(EXCERPTED PASSAGE)
We are developing our software currently and intend to test the customer market in the third quarter of 2015. With the planned expansion into the social media markets, management is optimistic of expanding growth potential and subsequent revenue realization.

 

Critical Accounting Policies and Estimates

 

Use of Estimates

 

In preparing financial statements in conformity with generally accepted accounting principles, management is required to make estimates and assumptions that affect the reported amounts of assets and liabilities and the disclosure of contingent assets and liabilities at the date of the financial statements and revenues and expenses during the reported period. Actual results could differ from those estimates.

 

Cash and Cash Equivalents

 

The Company considers all highly liquid temporary cash investments with an original maturity of three months or less to be cash equivalents. At December 31, 2014 and December 31, 2013, the Company had no cash equivalents.

 

Advertising Costs

 

Advertising Costs are expensed in the period when the advertisements have reached their intended users. Advertising expense the years ended December 31, 2014 and December 31, 2013 were $0 and $403 respectively.

 

 
13

 

Software Development Costs

 

We expense software development costs to be marketed to external users, before technological feasibility of such products is reached. We have determined that technological feasibility is reached shortly before the release of those products and as a result, the development costs incurred after the establishment of technological feasibility and before the release of those products were not material, and accordingly, were expensed as incurred. Software development costs totaled $53,814 and $23,125 for the years ended December 31, 2014 and December 31, 2013 respectively.

 

Revenue Recognition

 

The Company will recognize revenue on arrangements in accordance with FASB ASC No. 605, “Revenue Recognition”. In all cases, revenue is recognized only when the price is fixed and determinable, persuasive evidence of an arrangement exists, the service is performed and collectability of the resulting receivable is reasonably assured. The Company recognizes revenue from monthly subscriptions fees in the month in which services are used. Because a portion of the fees are earned over a month period, any fees collected in which the services are not provided are recorded as deferred revenue. The Company recognizes revenue from set up fees at the time the initial set up is complete and the fees are earned.
(End EXCERPTED PASSAGE)
(EXTRACTED DATA)
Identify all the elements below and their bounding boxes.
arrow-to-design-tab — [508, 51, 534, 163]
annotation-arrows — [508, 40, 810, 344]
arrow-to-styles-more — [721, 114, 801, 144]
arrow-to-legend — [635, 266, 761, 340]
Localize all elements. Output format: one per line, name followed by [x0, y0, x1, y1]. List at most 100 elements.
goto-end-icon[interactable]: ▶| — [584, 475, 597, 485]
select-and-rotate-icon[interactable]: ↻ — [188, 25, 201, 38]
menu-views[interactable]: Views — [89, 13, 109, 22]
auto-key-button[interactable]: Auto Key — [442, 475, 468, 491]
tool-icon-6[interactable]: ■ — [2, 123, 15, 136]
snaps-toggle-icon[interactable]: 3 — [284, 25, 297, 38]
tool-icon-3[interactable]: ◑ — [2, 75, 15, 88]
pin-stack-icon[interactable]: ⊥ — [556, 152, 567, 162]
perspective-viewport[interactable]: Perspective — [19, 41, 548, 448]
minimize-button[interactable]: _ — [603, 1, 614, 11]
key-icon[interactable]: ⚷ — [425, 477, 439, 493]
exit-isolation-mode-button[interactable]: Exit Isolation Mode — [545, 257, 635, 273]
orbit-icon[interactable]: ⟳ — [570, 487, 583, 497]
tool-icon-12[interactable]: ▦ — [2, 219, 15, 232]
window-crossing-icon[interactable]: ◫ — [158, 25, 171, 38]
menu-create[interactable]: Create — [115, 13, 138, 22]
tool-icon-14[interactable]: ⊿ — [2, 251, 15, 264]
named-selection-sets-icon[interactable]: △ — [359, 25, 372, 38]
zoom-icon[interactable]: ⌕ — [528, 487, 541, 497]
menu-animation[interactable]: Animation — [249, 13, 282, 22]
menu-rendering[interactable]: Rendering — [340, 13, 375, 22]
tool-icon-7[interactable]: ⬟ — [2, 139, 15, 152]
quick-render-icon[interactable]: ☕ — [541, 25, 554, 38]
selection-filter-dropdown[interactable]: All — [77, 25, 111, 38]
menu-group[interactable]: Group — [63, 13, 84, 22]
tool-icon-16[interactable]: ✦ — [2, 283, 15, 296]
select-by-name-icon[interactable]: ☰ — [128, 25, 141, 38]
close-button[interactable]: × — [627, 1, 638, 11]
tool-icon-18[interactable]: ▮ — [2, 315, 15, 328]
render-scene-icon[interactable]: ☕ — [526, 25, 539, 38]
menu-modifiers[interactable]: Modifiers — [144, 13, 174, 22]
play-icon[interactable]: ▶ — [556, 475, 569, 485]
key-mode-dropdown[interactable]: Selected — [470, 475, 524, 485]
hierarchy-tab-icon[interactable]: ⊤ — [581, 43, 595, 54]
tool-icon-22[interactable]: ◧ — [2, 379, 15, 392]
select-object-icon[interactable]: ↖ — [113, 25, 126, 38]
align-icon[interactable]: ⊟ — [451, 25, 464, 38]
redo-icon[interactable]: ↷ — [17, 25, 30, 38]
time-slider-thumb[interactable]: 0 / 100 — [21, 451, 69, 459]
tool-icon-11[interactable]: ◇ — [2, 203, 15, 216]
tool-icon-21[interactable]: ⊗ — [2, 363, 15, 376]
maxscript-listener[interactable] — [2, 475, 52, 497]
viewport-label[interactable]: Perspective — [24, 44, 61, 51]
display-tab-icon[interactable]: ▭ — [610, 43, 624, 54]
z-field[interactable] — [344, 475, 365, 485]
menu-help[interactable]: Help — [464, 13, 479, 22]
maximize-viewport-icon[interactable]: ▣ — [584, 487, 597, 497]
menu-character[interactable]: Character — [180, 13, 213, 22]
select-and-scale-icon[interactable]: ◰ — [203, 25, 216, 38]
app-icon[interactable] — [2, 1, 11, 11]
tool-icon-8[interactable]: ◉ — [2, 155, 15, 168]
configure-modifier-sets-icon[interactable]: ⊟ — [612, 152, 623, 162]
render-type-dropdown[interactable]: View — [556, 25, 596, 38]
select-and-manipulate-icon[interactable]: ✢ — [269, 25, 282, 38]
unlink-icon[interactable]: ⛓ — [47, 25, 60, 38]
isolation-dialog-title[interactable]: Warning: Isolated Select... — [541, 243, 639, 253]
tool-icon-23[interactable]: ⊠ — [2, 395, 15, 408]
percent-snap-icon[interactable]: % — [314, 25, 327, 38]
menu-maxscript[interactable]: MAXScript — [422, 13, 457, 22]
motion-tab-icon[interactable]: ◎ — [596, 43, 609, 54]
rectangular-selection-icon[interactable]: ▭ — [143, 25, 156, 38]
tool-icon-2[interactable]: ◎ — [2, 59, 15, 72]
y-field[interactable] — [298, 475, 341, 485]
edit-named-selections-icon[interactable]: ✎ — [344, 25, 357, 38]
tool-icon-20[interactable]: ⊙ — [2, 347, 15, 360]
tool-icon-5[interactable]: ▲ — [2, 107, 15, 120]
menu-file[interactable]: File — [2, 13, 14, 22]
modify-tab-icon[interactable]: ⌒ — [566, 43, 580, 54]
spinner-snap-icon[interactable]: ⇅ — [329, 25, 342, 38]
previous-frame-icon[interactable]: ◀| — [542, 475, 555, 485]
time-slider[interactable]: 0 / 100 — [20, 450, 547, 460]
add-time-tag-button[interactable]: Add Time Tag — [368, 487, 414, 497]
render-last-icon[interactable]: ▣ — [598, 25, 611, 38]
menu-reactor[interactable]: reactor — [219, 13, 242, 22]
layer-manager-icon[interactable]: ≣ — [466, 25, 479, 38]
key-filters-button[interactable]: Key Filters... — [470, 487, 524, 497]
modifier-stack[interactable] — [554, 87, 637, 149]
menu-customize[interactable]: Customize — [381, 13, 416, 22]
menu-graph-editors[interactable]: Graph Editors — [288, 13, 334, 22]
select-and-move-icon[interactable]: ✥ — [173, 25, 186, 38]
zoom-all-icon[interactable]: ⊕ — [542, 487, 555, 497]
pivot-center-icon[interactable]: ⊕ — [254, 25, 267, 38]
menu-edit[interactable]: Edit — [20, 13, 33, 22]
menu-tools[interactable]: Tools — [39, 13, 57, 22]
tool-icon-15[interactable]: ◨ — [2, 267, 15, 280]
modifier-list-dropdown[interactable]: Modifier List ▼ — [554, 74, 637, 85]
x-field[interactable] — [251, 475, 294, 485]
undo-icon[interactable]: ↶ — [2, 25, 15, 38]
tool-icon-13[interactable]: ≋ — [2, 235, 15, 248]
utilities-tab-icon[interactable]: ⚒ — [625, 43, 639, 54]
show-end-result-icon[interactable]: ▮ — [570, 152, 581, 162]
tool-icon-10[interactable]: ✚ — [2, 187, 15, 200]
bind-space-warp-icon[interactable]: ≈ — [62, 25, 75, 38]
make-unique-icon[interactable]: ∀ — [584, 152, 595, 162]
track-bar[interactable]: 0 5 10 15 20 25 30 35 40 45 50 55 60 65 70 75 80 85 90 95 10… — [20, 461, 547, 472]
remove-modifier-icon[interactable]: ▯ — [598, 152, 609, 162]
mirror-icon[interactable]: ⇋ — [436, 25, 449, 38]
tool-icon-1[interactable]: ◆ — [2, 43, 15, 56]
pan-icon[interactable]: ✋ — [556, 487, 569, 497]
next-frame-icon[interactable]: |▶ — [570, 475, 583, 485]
(End EXTRACTED DATA)
◆ **BRIEF 1**
According to the accounting policies excerpt, what did software development costs total for the year ended December 31, 2014?
◆ **BRIEF 2**
Copy the accounting policies excerpt from "Critical Accounting Policies" up to and including "from those estimates.".

◆ **PROBLEM SOLUTION 1**
$53,814

◆ **PROBLEM SOLUTION 2**
Critical Accounting Policies and Estimates

 

Use of Estimates

 

In preparing financial statements in conformity with generally accepted accounting principles, management is required to make estimates and assumptions that affect the reported amounts of assets and liabilities and the disclosure of contingent assets and liabilities at the date of the financial statements and revenues and expenses during the reported period. Actual results could differ from those estimates.